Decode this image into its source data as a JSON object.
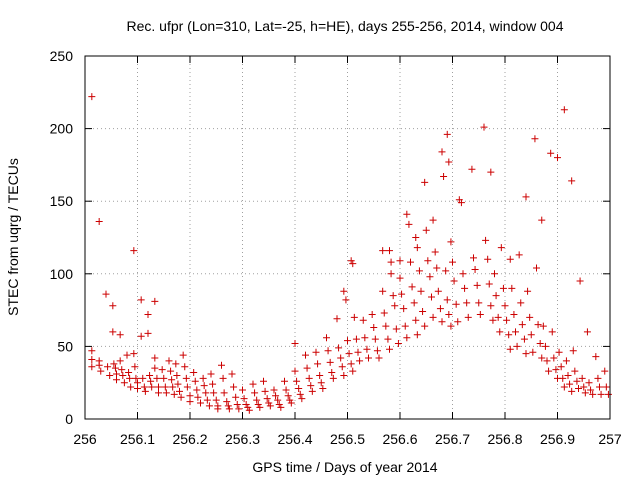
{
  "chart_data": {
    "type": "scatter",
    "title": "Rec. ufpr (Lon=310, Lat=-25, h=HE), days 255-256, 2014, window 004",
    "xlabel": "GPS time / Days of year 2014",
    "ylabel": "STEC from uqrg / TECUs",
    "xlim": [
      256,
      257
    ],
    "ylim": [
      0,
      250
    ],
    "x_ticks": [
      "256",
      "256.1",
      "256.2",
      "256.3",
      "256.4",
      "256.5",
      "256.6",
      "256.7",
      "256.8",
      "256.9",
      "257"
    ],
    "y_ticks": [
      "0",
      "50",
      "100",
      "150",
      "200",
      "250"
    ],
    "grid": true,
    "marker": "plus",
    "color": "#cc0000",
    "series": [
      {
        "points": [
          [
            256.013,
            222
          ],
          [
            256.013,
            47
          ],
          [
            256.013,
            41
          ],
          [
            256.013,
            36
          ],
          [
            256.027,
            136
          ],
          [
            256.027,
            40
          ],
          [
            256.027,
            37
          ],
          [
            256.03,
            33
          ],
          [
            256.04,
            86
          ],
          [
            256.043,
            36
          ],
          [
            256.047,
            30
          ],
          [
            256.053,
            78
          ],
          [
            256.053,
            60
          ],
          [
            256.055,
            38
          ],
          [
            256.058,
            35
          ],
          [
            256.06,
            31
          ],
          [
            256.06,
            27
          ],
          [
            256.067,
            58
          ],
          [
            256.067,
            40
          ],
          [
            256.07,
            34
          ],
          [
            256.072,
            30
          ],
          [
            256.075,
            25
          ],
          [
            256.08,
            44
          ],
          [
            256.083,
            32
          ],
          [
            256.085,
            28
          ],
          [
            256.087,
            22
          ],
          [
            256.093,
            116
          ],
          [
            256.093,
            45
          ],
          [
            256.095,
            36
          ],
          [
            256.097,
            28
          ],
          [
            256.1,
            25
          ],
          [
            256.1,
            21
          ],
          [
            256.107,
            82
          ],
          [
            256.107,
            57
          ],
          [
            256.11,
            28
          ],
          [
            256.113,
            22
          ],
          [
            256.115,
            19
          ],
          [
            256.12,
            72
          ],
          [
            256.12,
            59
          ],
          [
            256.123,
            30
          ],
          [
            256.125,
            26
          ],
          [
            256.127,
            22
          ],
          [
            256.133,
            81
          ],
          [
            256.133,
            42
          ],
          [
            256.133,
            35
          ],
          [
            256.137,
            28
          ],
          [
            256.14,
            22
          ],
          [
            256.14,
            18
          ],
          [
            256.147,
            34
          ],
          [
            256.15,
            28
          ],
          [
            256.153,
            22
          ],
          [
            256.155,
            18
          ],
          [
            256.16,
            40
          ],
          [
            256.163,
            33
          ],
          [
            256.165,
            27
          ],
          [
            256.167,
            22
          ],
          [
            256.17,
            17
          ],
          [
            256.173,
            38
          ],
          [
            256.175,
            30
          ],
          [
            256.177,
            24
          ],
          [
            256.18,
            19
          ],
          [
            256.183,
            15
          ],
          [
            256.187,
            44
          ],
          [
            256.19,
            36
          ],
          [
            256.193,
            28
          ],
          [
            256.195,
            22
          ],
          [
            256.2,
            16
          ],
          [
            256.2,
            12
          ],
          [
            256.207,
            32
          ],
          [
            256.21,
            26
          ],
          [
            256.213,
            20
          ],
          [
            256.215,
            15
          ],
          [
            256.22,
            11
          ],
          [
            256.225,
            28
          ],
          [
            256.227,
            23
          ],
          [
            256.23,
            18
          ],
          [
            256.233,
            13
          ],
          [
            256.237,
            9
          ],
          [
            256.24,
            31
          ],
          [
            256.243,
            24
          ],
          [
            256.245,
            18
          ],
          [
            256.25,
            13
          ],
          [
            256.253,
            9
          ],
          [
            256.253,
            7
          ],
          [
            256.26,
            37
          ],
          [
            256.263,
            28
          ],
          [
            256.265,
            18
          ],
          [
            256.27,
            12
          ],
          [
            256.273,
            9
          ],
          [
            256.275,
            7
          ],
          [
            256.28,
            31
          ],
          [
            256.283,
            22
          ],
          [
            256.287,
            15
          ],
          [
            256.29,
            10
          ],
          [
            256.293,
            7
          ],
          [
            256.3,
            20
          ],
          [
            256.303,
            14
          ],
          [
            256.307,
            10
          ],
          [
            256.31,
            8
          ],
          [
            256.313,
            6
          ],
          [
            256.32,
            24
          ],
          [
            256.323,
            18
          ],
          [
            256.327,
            13
          ],
          [
            256.33,
            10
          ],
          [
            256.333,
            8
          ],
          [
            256.34,
            26
          ],
          [
            256.343,
            19
          ],
          [
            256.347,
            14
          ],
          [
            256.35,
            11
          ],
          [
            256.353,
            9
          ],
          [
            256.36,
            20
          ],
          [
            256.363,
            16
          ],
          [
            256.367,
            13
          ],
          [
            256.37,
            10
          ],
          [
            256.373,
            8
          ],
          [
            256.38,
            26
          ],
          [
            256.383,
            20
          ],
          [
            256.387,
            16
          ],
          [
            256.39,
            13
          ],
          [
            256.393,
            11
          ],
          [
            256.4,
            52
          ],
          [
            256.4,
            33
          ],
          [
            256.403,
            26
          ],
          [
            256.407,
            21
          ],
          [
            256.41,
            17
          ],
          [
            256.413,
            14
          ],
          [
            256.42,
            44
          ],
          [
            256.423,
            35
          ],
          [
            256.427,
            28
          ],
          [
            256.43,
            23
          ],
          [
            256.433,
            19
          ],
          [
            256.44,
            46
          ],
          [
            256.443,
            38
          ],
          [
            256.447,
            30
          ],
          [
            256.45,
            25
          ],
          [
            256.453,
            21
          ],
          [
            256.46,
            56
          ],
          [
            256.463,
            47
          ],
          [
            256.467,
            39
          ],
          [
            256.47,
            32
          ],
          [
            256.473,
            28
          ],
          [
            256.48,
            69
          ],
          [
            256.483,
            49
          ],
          [
            256.487,
            42
          ],
          [
            256.49,
            36
          ],
          [
            256.493,
            30
          ],
          [
            256.493,
            88
          ],
          [
            256.497,
            82
          ],
          [
            256.5,
            54
          ],
          [
            256.503,
            45
          ],
          [
            256.507,
            38
          ],
          [
            256.51,
            33
          ],
          [
            256.507,
            109
          ],
          [
            256.51,
            107
          ],
          [
            256.513,
            70
          ],
          [
            256.517,
            55
          ],
          [
            256.52,
            46
          ],
          [
            256.523,
            40
          ],
          [
            256.53,
            68
          ],
          [
            256.533,
            56
          ],
          [
            256.537,
            48
          ],
          [
            256.54,
            42
          ],
          [
            256.547,
            72
          ],
          [
            256.55,
            63
          ],
          [
            256.553,
            55
          ],
          [
            256.557,
            47
          ],
          [
            256.56,
            42
          ],
          [
            256.567,
            116
          ],
          [
            256.567,
            88
          ],
          [
            256.57,
            73
          ],
          [
            256.573,
            64
          ],
          [
            256.577,
            55
          ],
          [
            256.58,
            48
          ],
          [
            256.58,
            116
          ],
          [
            256.583,
            108
          ],
          [
            256.583,
            100
          ],
          [
            256.587,
            85
          ],
          [
            256.59,
            78
          ],
          [
            256.593,
            62
          ],
          [
            256.597,
            52
          ],
          [
            256.6,
            109
          ],
          [
            256.6,
            97
          ],
          [
            256.603,
            86
          ],
          [
            256.607,
            76
          ],
          [
            256.61,
            64
          ],
          [
            256.613,
            56
          ],
          [
            256.613,
            141
          ],
          [
            256.617,
            134
          ],
          [
            256.62,
            108
          ],
          [
            256.623,
            91
          ],
          [
            256.627,
            80
          ],
          [
            256.63,
            68
          ],
          [
            256.633,
            58
          ],
          [
            256.63,
            125
          ],
          [
            256.633,
            118
          ],
          [
            256.637,
            102
          ],
          [
            256.64,
            88
          ],
          [
            256.643,
            74
          ],
          [
            256.647,
            64
          ],
          [
            256.647,
            163
          ],
          [
            256.65,
            130
          ],
          [
            256.653,
            109
          ],
          [
            256.657,
            98
          ],
          [
            256.66,
            84
          ],
          [
            256.663,
            70
          ],
          [
            256.663,
            137
          ],
          [
            256.667,
            115
          ],
          [
            256.67,
            104
          ],
          [
            256.673,
            88
          ],
          [
            256.677,
            76
          ],
          [
            256.68,
            67
          ],
          [
            256.68,
            184
          ],
          [
            256.683,
            167
          ],
          [
            256.687,
            102
          ],
          [
            256.69,
            82
          ],
          [
            256.693,
            72
          ],
          [
            256.697,
            64
          ],
          [
            256.69,
            196
          ],
          [
            256.693,
            177
          ],
          [
            256.697,
            122
          ],
          [
            256.7,
            108
          ],
          [
            256.703,
            95
          ],
          [
            256.707,
            79
          ],
          [
            256.71,
            67
          ],
          [
            256.713,
            151
          ],
          [
            256.717,
            149
          ],
          [
            256.72,
            100
          ],
          [
            256.723,
            90
          ],
          [
            256.727,
            80
          ],
          [
            256.73,
            70
          ],
          [
            256.737,
            172
          ],
          [
            256.74,
            111
          ],
          [
            256.743,
            103
          ],
          [
            256.747,
            92
          ],
          [
            256.75,
            80
          ],
          [
            256.753,
            72
          ],
          [
            256.76,
            201
          ],
          [
            256.763,
            123
          ],
          [
            256.767,
            110
          ],
          [
            256.77,
            93
          ],
          [
            256.773,
            78
          ],
          [
            256.777,
            68
          ],
          [
            256.773,
            170
          ],
          [
            256.78,
            100
          ],
          [
            256.783,
            85
          ],
          [
            256.787,
            70
          ],
          [
            256.79,
            60
          ],
          [
            256.793,
            118
          ],
          [
            256.797,
            90
          ],
          [
            256.8,
            78
          ],
          [
            256.803,
            68
          ],
          [
            256.807,
            58
          ],
          [
            256.81,
            48
          ],
          [
            256.81,
            110
          ],
          [
            256.813,
            90
          ],
          [
            256.817,
            72
          ],
          [
            256.82,
            60
          ],
          [
            256.823,
            50
          ],
          [
            256.827,
            113
          ],
          [
            256.83,
            80
          ],
          [
            256.833,
            65
          ],
          [
            256.837,
            55
          ],
          [
            256.84,
            45
          ],
          [
            256.84,
            153
          ],
          [
            256.843,
            88
          ],
          [
            256.847,
            70
          ],
          [
            256.85,
            58
          ],
          [
            256.853,
            46
          ],
          [
            256.857,
            193
          ],
          [
            256.86,
            104
          ],
          [
            256.863,
            65
          ],
          [
            256.867,
            52
          ],
          [
            256.87,
            42
          ],
          [
            256.87,
            137
          ],
          [
            256.873,
            64
          ],
          [
            256.877,
            50
          ],
          [
            256.88,
            40
          ],
          [
            256.883,
            33
          ],
          [
            256.887,
            183
          ],
          [
            256.89,
            60
          ],
          [
            256.893,
            42
          ],
          [
            256.897,
            34
          ],
          [
            256.9,
            28
          ],
          [
            256.9,
            180
          ],
          [
            256.903,
            46
          ],
          [
            256.907,
            36
          ],
          [
            256.91,
            28
          ],
          [
            256.913,
            22
          ],
          [
            256.913,
            213
          ],
          [
            256.917,
            40
          ],
          [
            256.92,
            30
          ],
          [
            256.923,
            24
          ],
          [
            256.927,
            19
          ],
          [
            256.927,
            164
          ],
          [
            256.93,
            47
          ],
          [
            256.933,
            33
          ],
          [
            256.937,
            26
          ],
          [
            256.94,
            21
          ],
          [
            256.943,
            95
          ],
          [
            256.947,
            28
          ],
          [
            256.95,
            22
          ],
          [
            256.953,
            18
          ],
          [
            256.957,
            60
          ],
          [
            256.96,
            25
          ],
          [
            256.963,
            20
          ],
          [
            256.967,
            17
          ],
          [
            256.973,
            43
          ],
          [
            256.977,
            28
          ],
          [
            256.98,
            22
          ],
          [
            256.983,
            17
          ],
          [
            256.99,
            33
          ],
          [
            256.993,
            22
          ],
          [
            256.997,
            17
          ]
        ]
      }
    ]
  }
}
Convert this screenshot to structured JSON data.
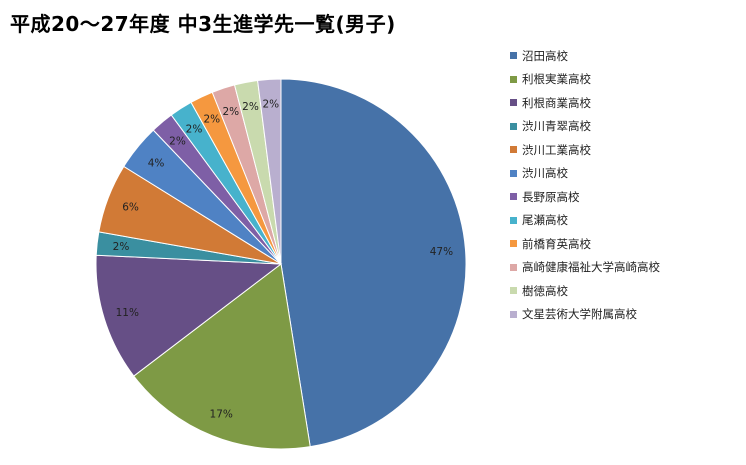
{
  "chart_data": {
    "type": "pie",
    "title": "平成20〜27年度  中3生進学先一覧(男子)",
    "legend_position": "right",
    "slices": [
      {
        "name": "沼田高校",
        "value": 47,
        "label": "47%",
        "color": "#4672A8"
      },
      {
        "name": "利根実業高校",
        "value": 17,
        "label": "17%",
        "color": "#7E9A45"
      },
      {
        "name": "利根商業高校",
        "value": 11,
        "label": "11%",
        "color": "#664F86"
      },
      {
        "name": "渋川青翠高校",
        "value": 2,
        "label": "2%",
        "color": "#3A8FA0"
      },
      {
        "name": "渋川工業高校",
        "value": 6,
        "label": "6%",
        "color": "#D17A36"
      },
      {
        "name": "渋川高校",
        "value": 4,
        "label": "4%",
        "color": "#4F82C4"
      },
      {
        "name": "長野原高校",
        "value": 2,
        "label": "2%",
        "color": "#7E5FA6"
      },
      {
        "name": "尾瀬高校",
        "value": 2,
        "label": "2%",
        "color": "#47B2CC"
      },
      {
        "name": "前橋育英高校",
        "value": 2,
        "label": "2%",
        "color": "#F5983F"
      },
      {
        "name": "高崎健康福祉大学高崎高校",
        "value": 2,
        "label": "2%",
        "color": "#DDA8A6"
      },
      {
        "name": "樹徳高校",
        "value": 2,
        "label": "2%",
        "color": "#C9DAAE"
      },
      {
        "name": "文星芸術大学附属高校",
        "value": 2,
        "label": "2%",
        "color": "#B9AFCF"
      }
    ]
  }
}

--*--

*GOAL OF THE EXERCISE*: Report the number of lines in the listing where the string "title" appears, and nothing besides.

*RESULT*: 2